--- Start of RECORDS FOR PROCESSING ---

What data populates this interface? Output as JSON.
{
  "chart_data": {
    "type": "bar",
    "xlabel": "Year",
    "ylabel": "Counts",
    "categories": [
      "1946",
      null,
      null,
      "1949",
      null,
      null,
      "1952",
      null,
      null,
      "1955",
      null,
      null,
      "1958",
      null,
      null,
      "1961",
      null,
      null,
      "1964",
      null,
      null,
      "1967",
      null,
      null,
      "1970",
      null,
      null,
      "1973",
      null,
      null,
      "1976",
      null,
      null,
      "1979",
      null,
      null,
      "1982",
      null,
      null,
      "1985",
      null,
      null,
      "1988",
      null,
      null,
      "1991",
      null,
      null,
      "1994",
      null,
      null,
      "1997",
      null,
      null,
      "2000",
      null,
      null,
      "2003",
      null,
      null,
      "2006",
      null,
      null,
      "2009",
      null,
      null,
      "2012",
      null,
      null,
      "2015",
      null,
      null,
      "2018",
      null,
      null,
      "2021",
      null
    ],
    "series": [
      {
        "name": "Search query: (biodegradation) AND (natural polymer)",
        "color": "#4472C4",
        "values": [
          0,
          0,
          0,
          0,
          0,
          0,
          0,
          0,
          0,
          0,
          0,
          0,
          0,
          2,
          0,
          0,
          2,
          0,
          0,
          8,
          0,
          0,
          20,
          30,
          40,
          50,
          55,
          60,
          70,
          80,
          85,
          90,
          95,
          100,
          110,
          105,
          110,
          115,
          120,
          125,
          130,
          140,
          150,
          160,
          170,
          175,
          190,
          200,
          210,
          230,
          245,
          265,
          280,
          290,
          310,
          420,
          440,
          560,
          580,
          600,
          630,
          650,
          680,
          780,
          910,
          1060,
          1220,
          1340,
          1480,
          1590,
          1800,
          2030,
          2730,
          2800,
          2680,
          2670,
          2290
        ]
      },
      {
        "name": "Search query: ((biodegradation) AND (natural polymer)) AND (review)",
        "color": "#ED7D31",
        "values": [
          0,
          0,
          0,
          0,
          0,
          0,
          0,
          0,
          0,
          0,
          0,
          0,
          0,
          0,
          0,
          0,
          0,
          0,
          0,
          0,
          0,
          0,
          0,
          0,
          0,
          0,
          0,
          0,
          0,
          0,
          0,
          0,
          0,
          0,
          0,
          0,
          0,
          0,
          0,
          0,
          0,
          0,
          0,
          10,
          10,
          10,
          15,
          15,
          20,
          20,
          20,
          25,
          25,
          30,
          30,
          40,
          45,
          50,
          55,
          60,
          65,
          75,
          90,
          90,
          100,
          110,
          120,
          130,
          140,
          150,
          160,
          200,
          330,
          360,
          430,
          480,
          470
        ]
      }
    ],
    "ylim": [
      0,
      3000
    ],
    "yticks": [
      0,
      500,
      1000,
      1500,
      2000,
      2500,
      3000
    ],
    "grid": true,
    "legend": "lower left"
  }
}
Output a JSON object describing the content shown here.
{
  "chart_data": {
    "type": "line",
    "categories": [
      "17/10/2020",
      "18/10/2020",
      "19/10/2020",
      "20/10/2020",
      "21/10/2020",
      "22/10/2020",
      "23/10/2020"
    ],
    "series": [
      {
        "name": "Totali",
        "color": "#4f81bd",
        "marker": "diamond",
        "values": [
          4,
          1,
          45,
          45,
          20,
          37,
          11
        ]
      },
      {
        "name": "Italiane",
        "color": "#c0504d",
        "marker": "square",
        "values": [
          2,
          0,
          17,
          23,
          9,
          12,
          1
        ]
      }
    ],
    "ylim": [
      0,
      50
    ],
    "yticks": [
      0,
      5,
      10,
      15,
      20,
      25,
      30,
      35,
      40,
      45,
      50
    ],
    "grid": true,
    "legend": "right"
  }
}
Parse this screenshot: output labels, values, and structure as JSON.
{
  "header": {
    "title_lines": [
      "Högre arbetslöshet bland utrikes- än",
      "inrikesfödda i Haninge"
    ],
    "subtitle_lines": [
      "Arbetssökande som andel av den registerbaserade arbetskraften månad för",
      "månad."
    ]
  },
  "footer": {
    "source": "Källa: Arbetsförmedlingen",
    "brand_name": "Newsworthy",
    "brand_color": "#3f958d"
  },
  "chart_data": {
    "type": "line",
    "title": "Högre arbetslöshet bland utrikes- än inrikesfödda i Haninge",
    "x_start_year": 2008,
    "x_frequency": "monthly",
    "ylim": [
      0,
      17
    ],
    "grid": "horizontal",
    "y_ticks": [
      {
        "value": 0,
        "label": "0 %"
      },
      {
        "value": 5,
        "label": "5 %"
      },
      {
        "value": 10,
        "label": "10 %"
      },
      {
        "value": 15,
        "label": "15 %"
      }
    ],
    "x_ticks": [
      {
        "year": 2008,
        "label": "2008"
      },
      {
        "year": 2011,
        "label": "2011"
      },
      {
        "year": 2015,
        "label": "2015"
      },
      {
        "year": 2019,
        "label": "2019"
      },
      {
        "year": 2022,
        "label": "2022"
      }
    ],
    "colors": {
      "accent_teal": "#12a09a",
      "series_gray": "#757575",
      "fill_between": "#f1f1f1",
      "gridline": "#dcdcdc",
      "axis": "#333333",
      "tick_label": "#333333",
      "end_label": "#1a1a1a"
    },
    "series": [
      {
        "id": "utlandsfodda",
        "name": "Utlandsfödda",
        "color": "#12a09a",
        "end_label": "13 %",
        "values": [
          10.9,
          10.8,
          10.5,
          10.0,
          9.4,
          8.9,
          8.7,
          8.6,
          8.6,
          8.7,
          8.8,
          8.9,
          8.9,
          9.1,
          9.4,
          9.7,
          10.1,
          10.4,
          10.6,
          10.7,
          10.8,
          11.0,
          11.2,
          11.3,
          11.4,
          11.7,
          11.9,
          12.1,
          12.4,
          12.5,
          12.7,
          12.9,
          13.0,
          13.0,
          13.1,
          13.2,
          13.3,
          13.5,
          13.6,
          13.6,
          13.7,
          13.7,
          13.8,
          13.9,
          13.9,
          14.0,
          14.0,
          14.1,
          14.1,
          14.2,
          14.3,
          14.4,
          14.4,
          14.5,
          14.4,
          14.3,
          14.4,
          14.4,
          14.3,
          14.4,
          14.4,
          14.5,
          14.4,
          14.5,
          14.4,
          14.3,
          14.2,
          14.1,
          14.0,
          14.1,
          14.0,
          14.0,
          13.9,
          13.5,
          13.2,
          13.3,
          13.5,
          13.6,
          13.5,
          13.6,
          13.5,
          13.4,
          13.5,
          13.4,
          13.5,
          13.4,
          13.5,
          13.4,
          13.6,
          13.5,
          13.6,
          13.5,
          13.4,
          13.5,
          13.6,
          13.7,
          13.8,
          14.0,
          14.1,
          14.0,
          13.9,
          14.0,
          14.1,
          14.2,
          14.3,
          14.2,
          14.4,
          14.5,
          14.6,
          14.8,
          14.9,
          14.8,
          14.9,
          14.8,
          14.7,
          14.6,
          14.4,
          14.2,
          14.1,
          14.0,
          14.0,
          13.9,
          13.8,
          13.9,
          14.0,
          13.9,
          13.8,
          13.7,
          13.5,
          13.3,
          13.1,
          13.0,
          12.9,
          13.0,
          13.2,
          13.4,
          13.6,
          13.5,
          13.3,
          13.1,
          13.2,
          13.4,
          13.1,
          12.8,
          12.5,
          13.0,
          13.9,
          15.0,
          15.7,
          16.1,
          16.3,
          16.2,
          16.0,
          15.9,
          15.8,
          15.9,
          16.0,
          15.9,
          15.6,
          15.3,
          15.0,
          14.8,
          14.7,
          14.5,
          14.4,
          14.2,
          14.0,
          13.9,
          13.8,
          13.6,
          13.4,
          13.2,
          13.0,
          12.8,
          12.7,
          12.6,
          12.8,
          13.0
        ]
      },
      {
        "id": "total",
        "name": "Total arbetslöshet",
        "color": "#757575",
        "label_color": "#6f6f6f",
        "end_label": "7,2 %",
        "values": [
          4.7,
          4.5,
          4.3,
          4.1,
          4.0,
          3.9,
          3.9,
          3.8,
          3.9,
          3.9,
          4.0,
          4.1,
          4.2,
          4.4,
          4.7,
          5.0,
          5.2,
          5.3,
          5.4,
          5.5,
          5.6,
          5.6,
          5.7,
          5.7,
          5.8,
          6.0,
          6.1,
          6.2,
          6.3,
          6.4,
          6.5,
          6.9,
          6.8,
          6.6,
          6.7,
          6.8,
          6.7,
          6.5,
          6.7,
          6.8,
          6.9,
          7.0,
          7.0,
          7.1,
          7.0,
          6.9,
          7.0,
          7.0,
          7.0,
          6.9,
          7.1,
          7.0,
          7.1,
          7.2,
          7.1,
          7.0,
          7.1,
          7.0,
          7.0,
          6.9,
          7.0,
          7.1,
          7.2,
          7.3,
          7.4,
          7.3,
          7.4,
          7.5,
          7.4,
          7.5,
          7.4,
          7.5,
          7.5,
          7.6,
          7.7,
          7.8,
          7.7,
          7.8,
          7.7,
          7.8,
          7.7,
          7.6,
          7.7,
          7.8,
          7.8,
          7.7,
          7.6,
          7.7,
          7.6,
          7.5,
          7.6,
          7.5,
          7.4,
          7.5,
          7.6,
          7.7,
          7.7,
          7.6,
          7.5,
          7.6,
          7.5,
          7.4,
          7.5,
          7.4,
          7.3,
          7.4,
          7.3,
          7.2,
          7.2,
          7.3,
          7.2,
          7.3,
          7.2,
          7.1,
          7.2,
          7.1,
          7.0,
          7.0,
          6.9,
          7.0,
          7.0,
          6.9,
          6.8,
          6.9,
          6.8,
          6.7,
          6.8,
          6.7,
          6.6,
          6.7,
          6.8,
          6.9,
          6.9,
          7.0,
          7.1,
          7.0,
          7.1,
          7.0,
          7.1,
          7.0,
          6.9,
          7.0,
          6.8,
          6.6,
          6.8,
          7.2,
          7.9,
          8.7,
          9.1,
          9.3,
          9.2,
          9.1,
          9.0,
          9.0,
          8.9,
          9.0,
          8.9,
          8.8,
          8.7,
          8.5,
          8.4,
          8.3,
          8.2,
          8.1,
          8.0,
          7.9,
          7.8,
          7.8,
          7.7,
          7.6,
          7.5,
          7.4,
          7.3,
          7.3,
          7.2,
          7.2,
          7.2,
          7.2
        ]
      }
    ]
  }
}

--- End of RECORDS FOR PROCESSING ---

- YOUR TASK:
Reproduce each line from the records that contains the word "this".

- TASK RESULT:
What data populates this interface? Output as JSON.
Parse this screenshot: output labels, values, and structure as JSON.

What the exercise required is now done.